>> Start Entries supplied
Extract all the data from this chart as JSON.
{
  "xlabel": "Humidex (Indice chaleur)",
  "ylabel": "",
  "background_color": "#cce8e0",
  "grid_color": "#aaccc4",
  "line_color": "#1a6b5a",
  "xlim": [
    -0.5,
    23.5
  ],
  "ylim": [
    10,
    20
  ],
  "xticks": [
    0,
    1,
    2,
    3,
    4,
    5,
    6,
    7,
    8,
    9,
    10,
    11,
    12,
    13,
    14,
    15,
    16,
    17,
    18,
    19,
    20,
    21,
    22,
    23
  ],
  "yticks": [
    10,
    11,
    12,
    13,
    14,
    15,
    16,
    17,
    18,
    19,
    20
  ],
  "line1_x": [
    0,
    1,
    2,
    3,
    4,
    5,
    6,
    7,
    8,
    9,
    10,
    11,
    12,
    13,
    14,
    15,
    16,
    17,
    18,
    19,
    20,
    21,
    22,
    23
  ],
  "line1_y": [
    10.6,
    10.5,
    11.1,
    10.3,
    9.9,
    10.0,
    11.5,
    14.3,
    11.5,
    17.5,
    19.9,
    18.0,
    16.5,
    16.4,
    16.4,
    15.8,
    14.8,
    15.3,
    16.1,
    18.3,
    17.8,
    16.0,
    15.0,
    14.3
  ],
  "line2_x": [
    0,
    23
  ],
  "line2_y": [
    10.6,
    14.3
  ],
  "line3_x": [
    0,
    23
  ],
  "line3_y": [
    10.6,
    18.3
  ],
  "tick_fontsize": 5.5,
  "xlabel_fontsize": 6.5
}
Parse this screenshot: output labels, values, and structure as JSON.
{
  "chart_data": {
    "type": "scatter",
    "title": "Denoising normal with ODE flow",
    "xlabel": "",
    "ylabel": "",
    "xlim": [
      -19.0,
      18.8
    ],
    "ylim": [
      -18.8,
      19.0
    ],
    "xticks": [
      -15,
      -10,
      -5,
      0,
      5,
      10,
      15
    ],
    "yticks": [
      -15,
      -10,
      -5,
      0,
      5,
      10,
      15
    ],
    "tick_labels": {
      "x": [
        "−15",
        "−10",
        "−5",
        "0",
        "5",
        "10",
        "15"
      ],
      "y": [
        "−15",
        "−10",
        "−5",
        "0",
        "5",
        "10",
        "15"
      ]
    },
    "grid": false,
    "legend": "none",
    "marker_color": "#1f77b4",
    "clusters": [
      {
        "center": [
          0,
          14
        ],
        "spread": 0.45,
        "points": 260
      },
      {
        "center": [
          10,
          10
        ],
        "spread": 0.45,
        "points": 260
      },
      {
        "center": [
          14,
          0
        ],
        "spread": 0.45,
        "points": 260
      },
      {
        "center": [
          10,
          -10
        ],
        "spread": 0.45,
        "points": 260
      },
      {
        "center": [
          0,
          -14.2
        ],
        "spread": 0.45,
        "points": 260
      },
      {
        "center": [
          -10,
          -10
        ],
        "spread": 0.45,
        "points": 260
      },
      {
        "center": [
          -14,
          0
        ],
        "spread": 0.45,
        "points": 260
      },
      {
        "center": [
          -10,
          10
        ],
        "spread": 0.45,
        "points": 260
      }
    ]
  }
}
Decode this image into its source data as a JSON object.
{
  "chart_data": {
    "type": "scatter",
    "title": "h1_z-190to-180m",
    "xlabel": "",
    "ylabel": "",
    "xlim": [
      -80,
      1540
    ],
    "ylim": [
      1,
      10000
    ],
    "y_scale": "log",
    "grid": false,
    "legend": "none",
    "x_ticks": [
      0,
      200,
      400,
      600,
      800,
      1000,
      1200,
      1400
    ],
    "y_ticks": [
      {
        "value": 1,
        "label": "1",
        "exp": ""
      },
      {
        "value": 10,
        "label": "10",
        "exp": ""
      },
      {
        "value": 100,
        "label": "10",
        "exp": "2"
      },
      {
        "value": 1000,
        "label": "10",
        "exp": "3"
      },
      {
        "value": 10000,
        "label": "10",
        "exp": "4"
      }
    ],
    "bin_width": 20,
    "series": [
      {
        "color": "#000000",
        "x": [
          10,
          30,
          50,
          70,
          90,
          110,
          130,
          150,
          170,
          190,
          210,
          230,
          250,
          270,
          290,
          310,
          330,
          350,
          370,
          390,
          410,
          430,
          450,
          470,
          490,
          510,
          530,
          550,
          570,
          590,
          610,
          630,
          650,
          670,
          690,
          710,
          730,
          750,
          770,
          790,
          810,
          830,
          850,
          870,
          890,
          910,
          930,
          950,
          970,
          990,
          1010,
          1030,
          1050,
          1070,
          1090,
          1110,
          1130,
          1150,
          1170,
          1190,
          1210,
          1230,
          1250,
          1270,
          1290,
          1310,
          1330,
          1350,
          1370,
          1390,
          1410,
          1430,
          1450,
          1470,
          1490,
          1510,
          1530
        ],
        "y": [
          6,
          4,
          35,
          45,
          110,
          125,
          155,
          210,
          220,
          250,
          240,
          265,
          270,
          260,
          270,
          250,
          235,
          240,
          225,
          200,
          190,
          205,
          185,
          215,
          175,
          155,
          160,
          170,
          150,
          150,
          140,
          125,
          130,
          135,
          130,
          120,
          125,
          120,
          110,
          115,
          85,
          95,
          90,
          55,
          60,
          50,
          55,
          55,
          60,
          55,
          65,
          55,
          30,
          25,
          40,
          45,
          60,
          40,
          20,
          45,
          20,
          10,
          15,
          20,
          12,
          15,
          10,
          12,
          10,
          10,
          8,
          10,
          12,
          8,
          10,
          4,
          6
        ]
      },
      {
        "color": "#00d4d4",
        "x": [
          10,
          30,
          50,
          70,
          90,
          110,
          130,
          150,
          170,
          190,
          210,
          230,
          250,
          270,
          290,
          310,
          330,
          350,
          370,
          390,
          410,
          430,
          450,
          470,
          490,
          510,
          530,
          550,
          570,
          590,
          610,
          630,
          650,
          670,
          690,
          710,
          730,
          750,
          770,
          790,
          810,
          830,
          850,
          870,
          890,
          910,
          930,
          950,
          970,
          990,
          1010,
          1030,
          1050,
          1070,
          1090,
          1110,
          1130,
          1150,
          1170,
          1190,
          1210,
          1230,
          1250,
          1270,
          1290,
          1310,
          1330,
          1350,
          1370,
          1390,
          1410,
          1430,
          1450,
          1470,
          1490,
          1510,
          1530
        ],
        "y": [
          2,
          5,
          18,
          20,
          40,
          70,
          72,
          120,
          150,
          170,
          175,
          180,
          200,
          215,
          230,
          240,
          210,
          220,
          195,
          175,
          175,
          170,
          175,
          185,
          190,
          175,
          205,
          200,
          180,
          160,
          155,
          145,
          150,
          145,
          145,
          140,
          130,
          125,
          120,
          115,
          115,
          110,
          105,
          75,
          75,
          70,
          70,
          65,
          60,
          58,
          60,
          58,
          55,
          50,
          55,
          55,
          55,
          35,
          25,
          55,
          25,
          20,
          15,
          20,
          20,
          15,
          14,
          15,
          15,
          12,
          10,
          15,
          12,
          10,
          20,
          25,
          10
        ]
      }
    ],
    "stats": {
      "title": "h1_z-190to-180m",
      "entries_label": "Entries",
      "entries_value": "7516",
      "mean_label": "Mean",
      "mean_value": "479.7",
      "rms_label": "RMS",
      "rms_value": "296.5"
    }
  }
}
>> End Entries supplied
>> Start Entries supplied
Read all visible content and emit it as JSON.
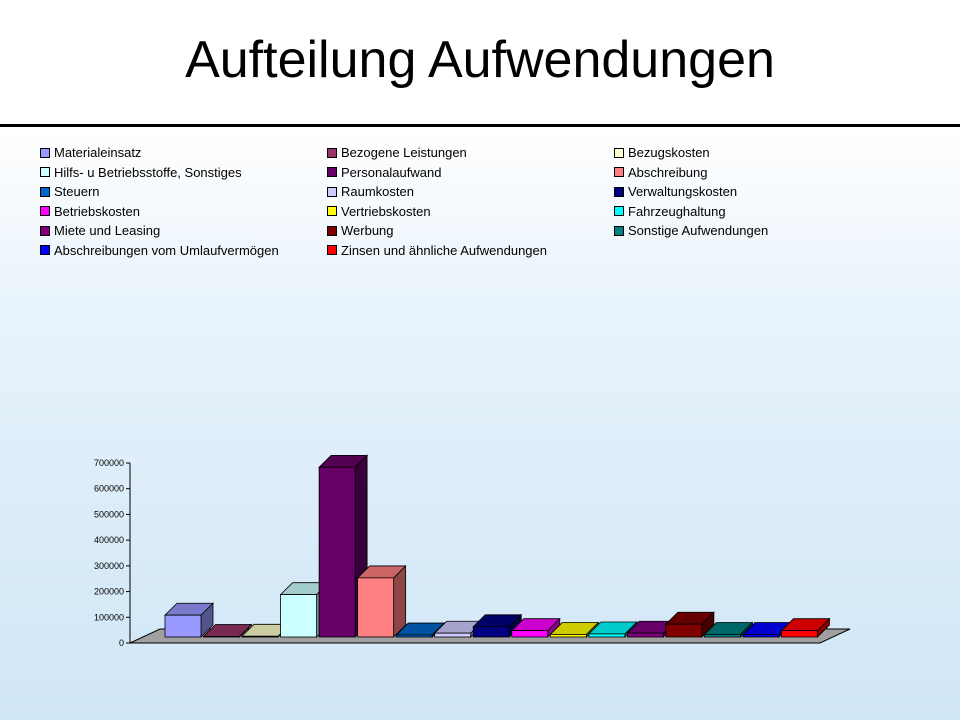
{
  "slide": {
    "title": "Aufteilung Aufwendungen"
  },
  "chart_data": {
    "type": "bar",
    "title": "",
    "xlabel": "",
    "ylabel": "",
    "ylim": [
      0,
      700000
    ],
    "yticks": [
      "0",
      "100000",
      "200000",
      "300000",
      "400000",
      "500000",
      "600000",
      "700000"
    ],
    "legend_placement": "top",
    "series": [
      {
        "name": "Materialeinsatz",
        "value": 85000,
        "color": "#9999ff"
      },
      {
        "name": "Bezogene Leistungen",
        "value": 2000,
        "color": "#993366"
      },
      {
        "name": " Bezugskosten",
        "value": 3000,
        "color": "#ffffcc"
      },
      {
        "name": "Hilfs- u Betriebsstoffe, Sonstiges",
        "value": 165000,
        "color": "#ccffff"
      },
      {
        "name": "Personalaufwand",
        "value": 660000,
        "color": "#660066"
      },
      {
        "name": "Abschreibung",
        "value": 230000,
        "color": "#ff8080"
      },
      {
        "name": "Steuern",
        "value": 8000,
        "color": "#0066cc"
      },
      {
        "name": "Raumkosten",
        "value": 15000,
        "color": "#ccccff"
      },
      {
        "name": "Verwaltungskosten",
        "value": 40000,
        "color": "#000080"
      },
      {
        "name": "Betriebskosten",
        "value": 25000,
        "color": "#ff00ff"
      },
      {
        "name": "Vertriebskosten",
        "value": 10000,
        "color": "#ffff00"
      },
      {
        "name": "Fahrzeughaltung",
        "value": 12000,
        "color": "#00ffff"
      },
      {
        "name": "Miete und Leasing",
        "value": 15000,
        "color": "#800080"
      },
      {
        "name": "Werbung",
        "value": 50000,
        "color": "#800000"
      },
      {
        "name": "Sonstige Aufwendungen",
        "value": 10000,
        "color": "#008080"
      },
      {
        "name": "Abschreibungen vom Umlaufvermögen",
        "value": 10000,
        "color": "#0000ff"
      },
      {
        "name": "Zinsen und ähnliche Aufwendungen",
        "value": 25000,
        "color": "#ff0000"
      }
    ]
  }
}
>> End Entries supplied
= The task =
Pick out the lines containing the word "JSON" and show them.

= The answer =
Extract all the data from this chart as JSON.
Parse this screenshot: output labels, values, and structure as JSON.
Decode this image into its source data as a JSON object.
Read all visible content and emit it as JSON.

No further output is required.